Extracted records:
==================================================

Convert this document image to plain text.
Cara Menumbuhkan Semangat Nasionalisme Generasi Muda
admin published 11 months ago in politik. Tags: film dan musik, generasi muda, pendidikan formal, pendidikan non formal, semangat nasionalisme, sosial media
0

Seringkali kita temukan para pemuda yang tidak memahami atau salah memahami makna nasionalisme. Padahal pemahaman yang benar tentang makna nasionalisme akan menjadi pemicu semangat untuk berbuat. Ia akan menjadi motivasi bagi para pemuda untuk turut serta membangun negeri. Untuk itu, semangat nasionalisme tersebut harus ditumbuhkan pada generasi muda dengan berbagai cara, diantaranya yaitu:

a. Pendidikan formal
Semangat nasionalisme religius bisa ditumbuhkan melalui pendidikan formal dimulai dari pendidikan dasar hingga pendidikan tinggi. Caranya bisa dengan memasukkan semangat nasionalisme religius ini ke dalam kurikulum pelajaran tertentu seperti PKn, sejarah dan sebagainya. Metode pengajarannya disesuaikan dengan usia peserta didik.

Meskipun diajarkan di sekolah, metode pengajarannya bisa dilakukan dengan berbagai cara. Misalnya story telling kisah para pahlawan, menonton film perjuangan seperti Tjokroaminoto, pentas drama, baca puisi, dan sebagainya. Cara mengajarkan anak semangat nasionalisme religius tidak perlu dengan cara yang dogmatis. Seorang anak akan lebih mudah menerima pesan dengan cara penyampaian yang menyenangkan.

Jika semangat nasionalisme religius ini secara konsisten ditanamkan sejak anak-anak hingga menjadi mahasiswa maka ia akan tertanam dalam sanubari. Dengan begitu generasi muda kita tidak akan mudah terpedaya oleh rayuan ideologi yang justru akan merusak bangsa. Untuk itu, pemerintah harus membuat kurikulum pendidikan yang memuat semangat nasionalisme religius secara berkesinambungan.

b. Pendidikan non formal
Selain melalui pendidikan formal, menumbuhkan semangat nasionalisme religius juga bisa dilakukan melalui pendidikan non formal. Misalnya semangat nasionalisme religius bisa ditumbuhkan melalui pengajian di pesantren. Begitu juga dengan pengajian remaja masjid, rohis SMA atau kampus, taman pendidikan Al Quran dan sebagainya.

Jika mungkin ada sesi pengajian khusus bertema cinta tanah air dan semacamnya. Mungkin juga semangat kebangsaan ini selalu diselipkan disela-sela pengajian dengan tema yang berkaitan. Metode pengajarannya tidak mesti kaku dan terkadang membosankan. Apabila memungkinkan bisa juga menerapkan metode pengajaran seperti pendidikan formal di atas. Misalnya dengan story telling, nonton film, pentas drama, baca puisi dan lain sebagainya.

==================================================

Count each line of the data where the word "melalui" appears, then reply with the total only.

## Solution to this task
2